Exercise
Set down every record once more, exactly as given.

Stored data
>> START

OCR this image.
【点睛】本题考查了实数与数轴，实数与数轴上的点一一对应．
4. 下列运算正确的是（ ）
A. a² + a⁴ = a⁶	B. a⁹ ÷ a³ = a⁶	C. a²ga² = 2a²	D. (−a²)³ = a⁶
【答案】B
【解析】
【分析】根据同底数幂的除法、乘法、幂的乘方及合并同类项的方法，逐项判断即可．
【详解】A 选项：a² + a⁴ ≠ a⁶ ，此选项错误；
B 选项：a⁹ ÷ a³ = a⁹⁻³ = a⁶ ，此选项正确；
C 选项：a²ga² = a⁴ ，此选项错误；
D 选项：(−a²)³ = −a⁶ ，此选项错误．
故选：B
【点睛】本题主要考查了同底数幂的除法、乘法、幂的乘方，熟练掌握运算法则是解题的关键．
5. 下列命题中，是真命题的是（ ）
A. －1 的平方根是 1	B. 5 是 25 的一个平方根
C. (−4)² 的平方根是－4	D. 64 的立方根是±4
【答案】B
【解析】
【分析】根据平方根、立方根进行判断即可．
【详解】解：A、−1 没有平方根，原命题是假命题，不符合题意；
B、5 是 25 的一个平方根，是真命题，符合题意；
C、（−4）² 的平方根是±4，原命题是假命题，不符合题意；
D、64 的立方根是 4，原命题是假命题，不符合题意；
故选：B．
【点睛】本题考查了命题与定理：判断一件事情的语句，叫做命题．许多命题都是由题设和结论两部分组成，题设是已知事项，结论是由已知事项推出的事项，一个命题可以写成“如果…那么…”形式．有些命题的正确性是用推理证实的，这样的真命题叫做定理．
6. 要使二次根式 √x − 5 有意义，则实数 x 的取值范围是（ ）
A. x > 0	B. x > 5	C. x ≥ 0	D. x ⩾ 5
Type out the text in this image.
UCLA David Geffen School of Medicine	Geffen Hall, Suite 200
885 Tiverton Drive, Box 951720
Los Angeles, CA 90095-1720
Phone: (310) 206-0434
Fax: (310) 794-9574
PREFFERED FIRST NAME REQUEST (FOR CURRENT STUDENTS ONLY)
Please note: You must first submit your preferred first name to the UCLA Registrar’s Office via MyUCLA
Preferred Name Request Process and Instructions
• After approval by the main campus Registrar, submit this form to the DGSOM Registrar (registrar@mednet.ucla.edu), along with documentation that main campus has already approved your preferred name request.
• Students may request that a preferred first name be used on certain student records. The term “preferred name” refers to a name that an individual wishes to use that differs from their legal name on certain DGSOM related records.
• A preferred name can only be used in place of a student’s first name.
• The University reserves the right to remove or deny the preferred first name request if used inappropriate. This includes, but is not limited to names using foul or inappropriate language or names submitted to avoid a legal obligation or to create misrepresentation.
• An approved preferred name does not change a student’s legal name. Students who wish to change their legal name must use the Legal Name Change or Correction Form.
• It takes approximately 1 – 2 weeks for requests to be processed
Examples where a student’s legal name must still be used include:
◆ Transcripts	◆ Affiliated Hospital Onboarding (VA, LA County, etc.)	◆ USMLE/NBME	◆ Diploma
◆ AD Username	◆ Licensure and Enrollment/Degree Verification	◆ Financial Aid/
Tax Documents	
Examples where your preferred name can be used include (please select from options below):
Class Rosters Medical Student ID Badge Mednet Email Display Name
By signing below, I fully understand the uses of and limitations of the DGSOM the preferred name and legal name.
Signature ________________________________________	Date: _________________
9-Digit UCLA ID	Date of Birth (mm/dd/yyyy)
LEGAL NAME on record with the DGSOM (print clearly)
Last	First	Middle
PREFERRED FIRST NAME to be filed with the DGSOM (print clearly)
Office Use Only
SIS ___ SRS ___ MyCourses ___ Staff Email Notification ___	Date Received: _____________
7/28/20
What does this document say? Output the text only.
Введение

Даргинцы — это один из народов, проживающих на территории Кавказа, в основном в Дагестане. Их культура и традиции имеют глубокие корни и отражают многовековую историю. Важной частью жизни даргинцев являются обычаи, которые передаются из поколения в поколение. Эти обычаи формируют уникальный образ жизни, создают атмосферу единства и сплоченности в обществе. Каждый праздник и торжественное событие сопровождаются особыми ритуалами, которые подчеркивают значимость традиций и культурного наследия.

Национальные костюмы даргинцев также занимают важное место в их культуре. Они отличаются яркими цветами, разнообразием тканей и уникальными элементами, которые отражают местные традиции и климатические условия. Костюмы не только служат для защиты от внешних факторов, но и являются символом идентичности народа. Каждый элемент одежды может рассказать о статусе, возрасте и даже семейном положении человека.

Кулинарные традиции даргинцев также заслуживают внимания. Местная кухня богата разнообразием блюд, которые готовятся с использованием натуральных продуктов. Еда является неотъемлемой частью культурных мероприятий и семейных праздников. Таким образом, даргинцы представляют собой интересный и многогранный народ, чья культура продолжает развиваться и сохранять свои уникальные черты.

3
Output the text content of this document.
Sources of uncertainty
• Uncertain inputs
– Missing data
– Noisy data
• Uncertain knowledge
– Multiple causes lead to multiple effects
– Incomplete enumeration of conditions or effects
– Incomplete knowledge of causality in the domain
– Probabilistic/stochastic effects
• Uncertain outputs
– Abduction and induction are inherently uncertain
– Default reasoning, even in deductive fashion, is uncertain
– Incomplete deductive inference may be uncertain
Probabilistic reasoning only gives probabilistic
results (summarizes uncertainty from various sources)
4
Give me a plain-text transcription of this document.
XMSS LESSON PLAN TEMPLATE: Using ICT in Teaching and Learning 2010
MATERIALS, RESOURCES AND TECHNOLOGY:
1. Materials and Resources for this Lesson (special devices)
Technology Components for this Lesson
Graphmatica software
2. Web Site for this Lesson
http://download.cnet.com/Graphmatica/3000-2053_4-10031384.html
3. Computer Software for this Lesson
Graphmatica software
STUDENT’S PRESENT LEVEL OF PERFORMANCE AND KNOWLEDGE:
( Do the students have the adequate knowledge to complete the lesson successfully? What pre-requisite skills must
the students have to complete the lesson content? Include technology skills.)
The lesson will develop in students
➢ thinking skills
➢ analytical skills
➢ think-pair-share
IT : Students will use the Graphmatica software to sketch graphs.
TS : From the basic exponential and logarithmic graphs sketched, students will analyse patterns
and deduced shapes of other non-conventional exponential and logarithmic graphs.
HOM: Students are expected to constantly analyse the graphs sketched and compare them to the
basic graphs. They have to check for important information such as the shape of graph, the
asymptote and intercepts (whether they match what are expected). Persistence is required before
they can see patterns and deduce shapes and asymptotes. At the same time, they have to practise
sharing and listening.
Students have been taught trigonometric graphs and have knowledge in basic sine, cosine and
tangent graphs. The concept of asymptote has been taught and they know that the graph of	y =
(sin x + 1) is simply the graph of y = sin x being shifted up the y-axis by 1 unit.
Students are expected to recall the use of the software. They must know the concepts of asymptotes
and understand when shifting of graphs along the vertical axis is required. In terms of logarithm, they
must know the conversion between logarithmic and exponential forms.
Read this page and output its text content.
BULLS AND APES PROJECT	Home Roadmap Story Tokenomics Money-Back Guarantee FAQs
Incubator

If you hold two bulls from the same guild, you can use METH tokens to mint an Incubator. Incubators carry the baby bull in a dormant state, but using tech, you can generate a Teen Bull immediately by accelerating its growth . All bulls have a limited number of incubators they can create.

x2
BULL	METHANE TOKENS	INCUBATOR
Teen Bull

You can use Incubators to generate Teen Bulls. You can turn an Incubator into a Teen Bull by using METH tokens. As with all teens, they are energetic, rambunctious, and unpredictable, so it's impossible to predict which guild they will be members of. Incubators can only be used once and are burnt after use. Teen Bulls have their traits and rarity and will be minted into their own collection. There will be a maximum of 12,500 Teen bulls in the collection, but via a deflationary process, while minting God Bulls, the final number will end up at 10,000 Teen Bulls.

>> END

Complete output
OCR this image.
【点睛】本题考查了实数与数轴，实数与数轴上的点一一对应．
4. 下列运算正确的是（ ）
A. a² + a⁴ = a⁶	B. a⁹ ÷ a³ = a⁶	C. a²ga² = 2a²	D. (−a²)³ = a⁶
【答案】B
【解析】
【分析】根据同底数幂的除法、乘法、幂的乘方及合并同类项的方法，逐项判断即可．
【详解】A 选项：a² + a⁴ ≠ a⁶ ，此选项错误；
B 选项：a⁹ ÷ a³ = a⁹⁻³ = a⁶ ，此选项正确；
C 选项：a²ga² = a⁴ ，此选项错误；
D 选项：(−a²)³ = −a⁶ ，此选项错误．
故选：B
【点睛】本题主要考查了同底数幂的除法、乘法、幂的乘方，熟练掌握运算法则是解题的关键．
5. 下列命题中，是真命题的是（ ）
A. －1 的平方根是 1	B. 5 是 25 的一个平方根
C. (−4)² 的平方根是－4	D. 64 的立方根是±4
【答案】B
【解析】
【分析】根据平方根、立方根进行判断即可．
【详解】解：A、−1 没有平方根，原命题是假命题，不符合题意；
B、5 是 25 的一个平方根，是真命题，符合题意；
C、（−4）² 的平方根是±4，原命题是假命题，不符合题意；
D、64 的立方根是 4，原命题是假命题，不符合题意；
故选：B．
【点睛】本题考查了命题与定理：判断一件事情的语句，叫做命题．许多命题都是由题设和结论两部分组成，题设是已知事项，结论是由已知事项推出的事项，一个命题可以写成“如果…那么…”形式．有些命题的正确性是用推理证实的，这样的真命题叫做定理．
6. 要使二次根式 √x − 5 有意义，则实数 x 的取值范围是（ ）
A. x > 0	B. x > 5	C. x ≥ 0	D. x ⩾ 5
Type out the text in this image.
UCLA David Geffen School of Medicine	Geffen Hall, Suite 200
885 Tiverton Drive, Box 951720
Los Angeles, CA 90095-1720
Phone: (310) 206-0434
Fax: (310) 794-9574
PREFFERED FIRST NAME REQUEST (FOR CURRENT STUDENTS ONLY)
Please note: You must first submit your preferred first name to the UCLA Registrar’s Office via MyUCLA
Preferred Name Request Process and Instructions
• After approval by the main campus Registrar, submit this form to the DGSOM Registrar (registrar@mednet.ucla.edu), along with documentation that main campus has already approved your preferred name request.
• Students may request that a preferred first name be used on certain student records. The term “preferred name” refers to a name that an individual wishes to use that differs from their legal name on certain DGSOM related records.
• A preferred name can only be used in place of a student’s first name.
• The University reserves the right to remove or deny the preferred first name request if used inappropriate. This includes, but is not limited to names using foul or inappropriate language or names submitted to avoid a legal obligation or to create misrepresentation.
• An approved preferred name does not change a student’s legal name. Students who wish to change their legal name must use the Legal Name Change or Correction Form.
• It takes approximately 1 – 2 weeks for requests to be processed
Examples where a student’s legal name must still be used include:
◆ Transcripts	◆ Affiliated Hospital Onboarding (VA, LA County, etc.)	◆ USMLE/NBME	◆ Diploma
◆ AD Username	◆ Licensure and Enrollment/Degree Verification	◆ Financial Aid/
Tax Documents	
Examples where your preferred name can be used include (please select from options below):
Class Rosters Medical Student ID Badge Mednet Email Display Name
By signing below, I fully understand the uses of and limitations of the DGSOM the preferred name and legal name.
Signature ________________________________________	Date: _________________
9-Digit UCLA ID	Date of Birth (mm/dd/yyyy)
LEGAL NAME on record with the DGSOM (print clearly)
Last	First	Middle
PREFERRED FIRST NAME to be filed with the DGSOM (print clearly)
Office Use Only
SIS ___ SRS ___ MyCourses ___ Staff Email Notification ___	Date Received: _____________
7/28/20
What does this document say? Output the text only.
Введение

Даргинцы — это один из народов, проживающих на территории Кавказа, в основном в Дагестане. Их культура и традиции имеют глубокие корни и отражают многовековую историю. Важной частью жизни даргинцев являются обычаи, которые передаются из поколения в поколение. Эти обычаи формируют уникальный образ жизни, создают атмосферу единства и сплоченности в обществе. Каждый праздник и торжественное событие сопровождаются особыми ритуалами, которые подчеркивают значимость традиций и культурного наследия.

Национальные костюмы даргинцев также занимают важное место в их культуре. Они отличаются яркими цветами, разнообразием тканей и уникальными элементами, которые отражают местные традиции и климатические условия. Костюмы не только служат для защиты от внешних факторов, но и являются символом идентичности народа. Каждый элемент одежды может рассказать о статусе, возрасте и даже семейном положении человека.

Кулинарные традиции даргинцев также заслуживают внимания. Местная кухня богата разнообразием блюд, которые готовятся с использованием натуральных продуктов. Еда является неотъемлемой частью культурных мероприятий и семейных праздников. Таким образом, даргинцы представляют собой интересный и многогранный народ, чья культура продолжает развиваться и сохранять свои уникальные черты.

3
Output the text content of this document.
Sources of uncertainty
• Uncertain inputs
– Missing data
– Noisy data
• Uncertain knowledge
– Multiple causes lead to multiple effects
– Incomplete enumeration of conditions or effects
– Incomplete knowledge of causality in the domain
– Probabilistic/stochastic effects
• Uncertain outputs
– Abduction and induction are inherently uncertain
– Default reasoning, even in deductive fashion, is uncertain
– Incomplete deductive inference may be uncertain
Probabilistic reasoning only gives probabilistic
results (summarizes uncertainty from various sources)
4
Give me a plain-text transcription of this document.
XMSS LESSON PLAN TEMPLATE: Using ICT in Teaching and Learning 2010
MATERIALS, RESOURCES AND TECHNOLOGY:
1. Materials and Resources for this Lesson (special devices)
Technology Components for this Lesson
Graphmatica software
2. Web Site for this Lesson
http://download.cnet.com/Graphmatica/3000-2053_4-10031384.html
3. Computer Software for this Lesson
Graphmatica software
STUDENT’S PRESENT LEVEL OF PERFORMANCE AND KNOWLEDGE:
( Do the students have the adequate knowledge to complete the lesson successfully? What pre-requisite skills must
the students have to complete the lesson content? Include technology skills.)
The lesson will develop in students
➢ thinking skills
➢ analytical skills
➢ think-pair-share
IT : Students will use the Graphmatica software to sketch graphs.
TS : From the basic exponential and logarithmic graphs sketched, students will analyse patterns
and deduced shapes of other non-conventional exponential and logarithmic graphs.
HOM: Students are expected to constantly analyse the graphs sketched and compare them to the
basic graphs. They have to check for important information such as the shape of graph, the
asymptote and intercepts (whether they match what are expected). Persistence is required before
they can see patterns and deduce shapes and asymptotes. At the same time, they have to practise
sharing and listening.
Students have been taught trigonometric graphs and have knowledge in basic sine, cosine and
tangent graphs. The concept of asymptote has been taught and they know that the graph of	y =
(sin x + 1) is simply the graph of y = sin x being shifted up the y-axis by 1 unit.
Students are expected to recall the use of the software. They must know the concepts of asymptotes
and understand when shifting of graphs along the vertical axis is required. In terms of logarithm, they
must know the conversion between logarithmic and exponential forms.
Read this page and output its text content.
BULLS AND APES PROJECT	Home Roadmap Story Tokenomics Money-Back Guarantee FAQs
Incubator

If you hold two bulls from the same guild, you can use METH tokens to mint an Incubator. Incubators carry the baby bull in a dormant state, but using tech, you can generate a Teen Bull immediately by accelerating its growth . All bulls have a limited number of incubators they can create.

x2
BULL	METHANE TOKENS	INCUBATOR
Teen Bull

You can use Incubators to generate Teen Bulls. You can turn an Incubator into a Teen Bull by using METH tokens. As with all teens, they are energetic, rambunctious, and unpredictable, so it's impossible to predict which guild they will be members of. Incubators can only be used once and are burnt after use. Teen Bulls have their traits and rarity and will be minted into their own collection. There will be a maximum of 12,500 Teen bulls in the collection, but via a deflationary process, while minting God Bulls, the final number will end up at 10,000 Teen Bulls.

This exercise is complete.